Острожский, вооружая своими посланиями Русь против замышляемой унии, грозил даже употребить силу, если б нужно было, а у него была в распоряжении вооруженная сила; могло дойти до междоусобной войны: на стороне Острожского было политическое право; не только православные, но и дворяне других вер могли обвинять способ действия владык, потому что решать важные дела церковные, гражданские и политические можно было только общим согласием…

Между тем еще до приезда Поцея в Краков король, узнавши, что все епископы подписали письмо к папе, издал универсал от 31 июля, извещающий о правах и преимуществах русских иерархов; кроме подтверждения старых прав в нем предоставлялось русскому духовенству пользоваться такими же знаками уважения, какие составляли отличие римско-католического духовенства в Речи Посполитой; учреждались при владыках капитулы, подобно как они находились при римскокатолических епископах, запрещалось всем светским властям вмешиваться в церковные суды и церковное управление и повелевалось светским властям оказывать епископам всякое содействие по их востребованию. Король был уверен, что после подписи епископов дело слажено. Но когда Поцей и Терлецкий явились к королю и известили его, что Острожский слышать не хочет об унии иначе как при посредстве собора, и притом такого собора, где бы наравне с духовными имели голоса и светские, то Сигизмунд пришел в раздумье.

-- РАБОЧИЕ УКАЗАНИЯ --
**a)** Ответьте на вопросы по отрывку об унии:
(i) Чем грозил Острожский, вооружая Русь своими посланиями против унии?
(ii) От какого числа был издан королевский универсал о правах русских иерархов?
(iii) При каком условии Острожский соглашался слышать об унии?
**b)** Какие положения королевского универсала от 31 июля перечислены в отрывке об унии? Назовите все.
**c)** Продолжите отрывок об унии с того места, на котором он заканчивается.

-- ПРЕДОСТАВЛЕННЫЕ ДАННЫЕ --
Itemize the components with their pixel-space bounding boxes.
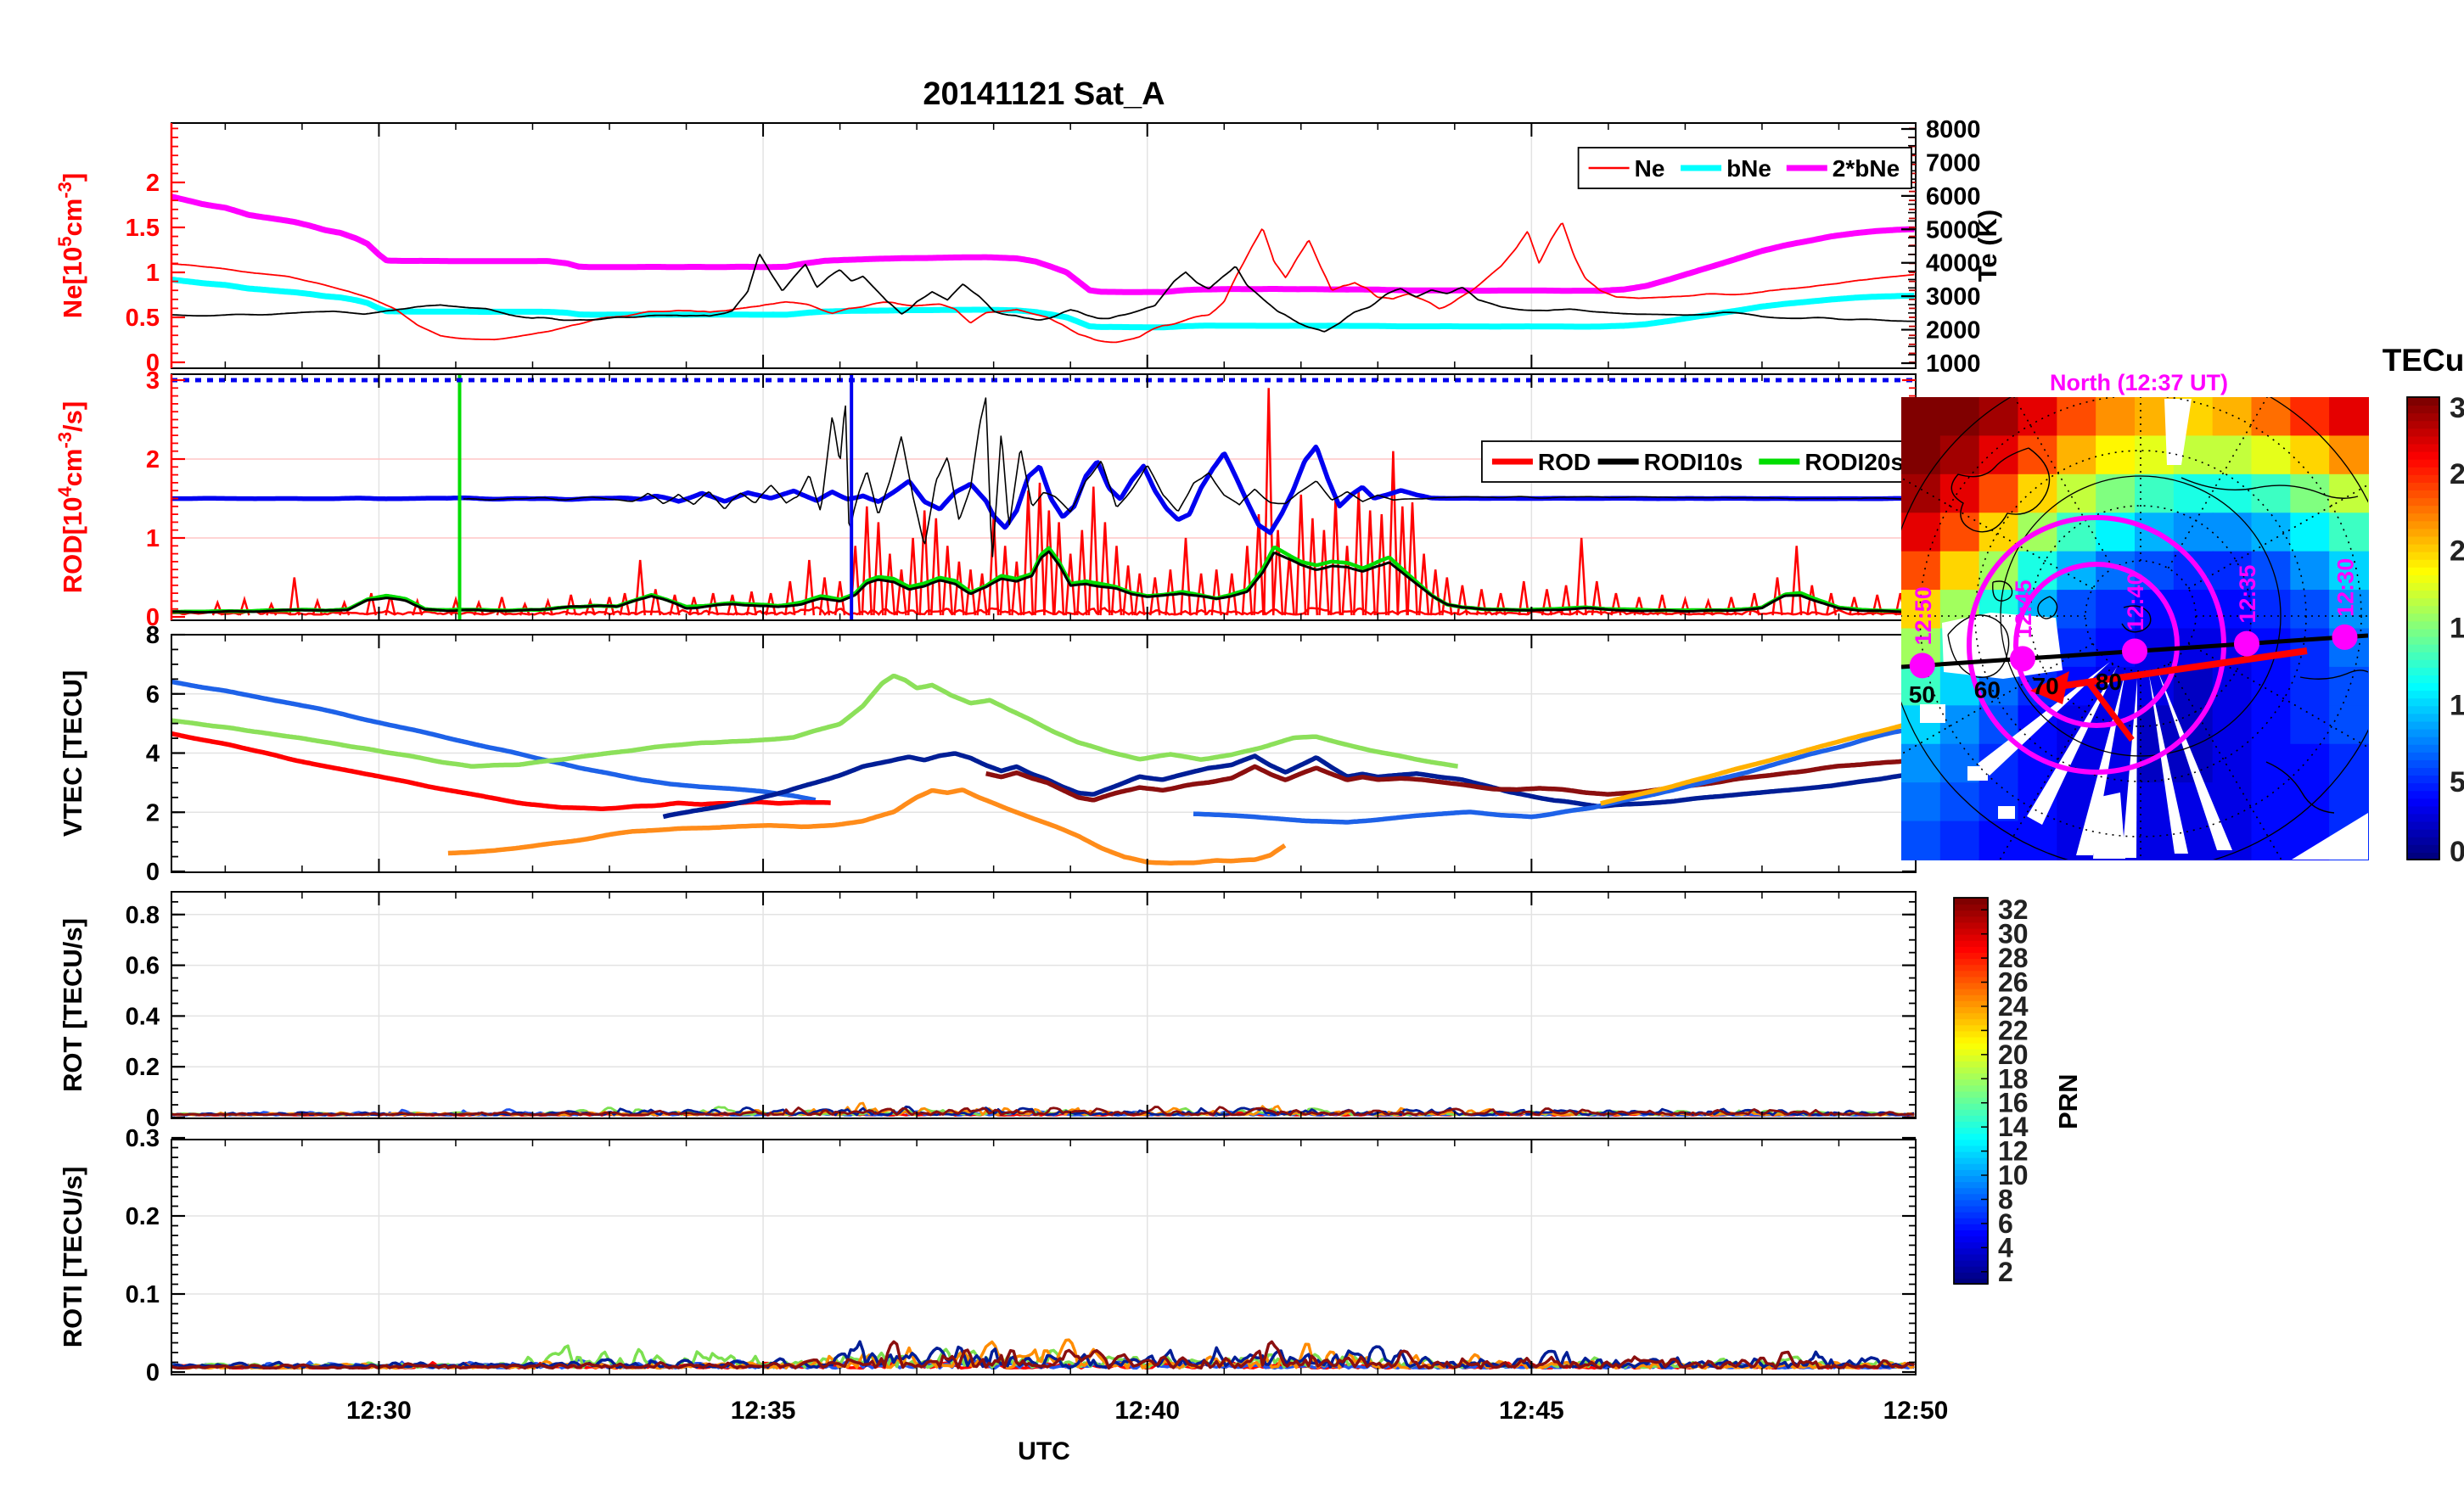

-- ПИСЬМЕННЫЕ ОТВЕТЫ --
**a)**
(i) Он грозил употребить силу, если бы это было нужно.
(ii) От 31 июля.
(iii) Только при посредстве собора, причем такого, где наравне с духовными имели бы голоса и светские.

**b)**
1. Подтверждение старых прав.
2. Право русского духовенства пользоваться теми же знаками уважения, что и римско-католическое духовенство в Речи Посполитой.
3. Учреждение капитулов при владыках, как при римско-католических епископах.
4. Запрет всем светским властям вмешиваться в церковные суды и церковное управление.
5. Повеление светским властям оказывать епископам всякое содействие по их востребованию.

**c)**
С одной стороны, дозволить делу совершаться без собора — значило раздражить Острожского, а за ним и все южнорусское дворянство, на которое Острожский имел громадное влияние: подан был бы чрез то повод к ропоту на стеснение прав свободы убеждений, которыми еще так дорожило все шляхетское сословие; это могло бы поставить против унии не одних православных, но и все вообще шляхетство, даже горячих католиков, потому что и те были столько же католики, сколько свободные граждане польской Речи Посполитой. С другой стороны, дозволить собраться собору — значило дозволить светским обсуждать дело унии, а это значило подвергнуть дело это неизбежному разрыву: тогда начались бы нескончаемые толки; они бы отдаляли только возможность окончания; надобно было ожидать, что Острожский потребует, чтобы прежде сношений с папой снестись с восточными патриархами и с московским, а это могло бы пробудить усыпленные временем недоумения; к церковным вопросам приметались бы и политические, и вместо соединения произошли бы новые раздоры. Но Острожский сам дал повод Сигизмунду выйти из затруднения. Готовясь к созванию собора, Острожский отправил своего дворянина Лушковского в Торн на протестантский собор пригласить диссидентов к совместному противодействию католичеству. Послание, которое повез от князя Лушковский, написано в духе чрезвычайно благосклонном к протестантству и чрезвычайно враждебном к католичеству…

Острожский даже не пренебрегал указывать в случае нужды и на возможность действовать оружием…

Теперь во всяком случае королю должно было казаться невозможным согласиться на собор, когда светские члены этого собора готовятся явиться туда с вооруженным войском; это значило допустить в государстве междоусобие».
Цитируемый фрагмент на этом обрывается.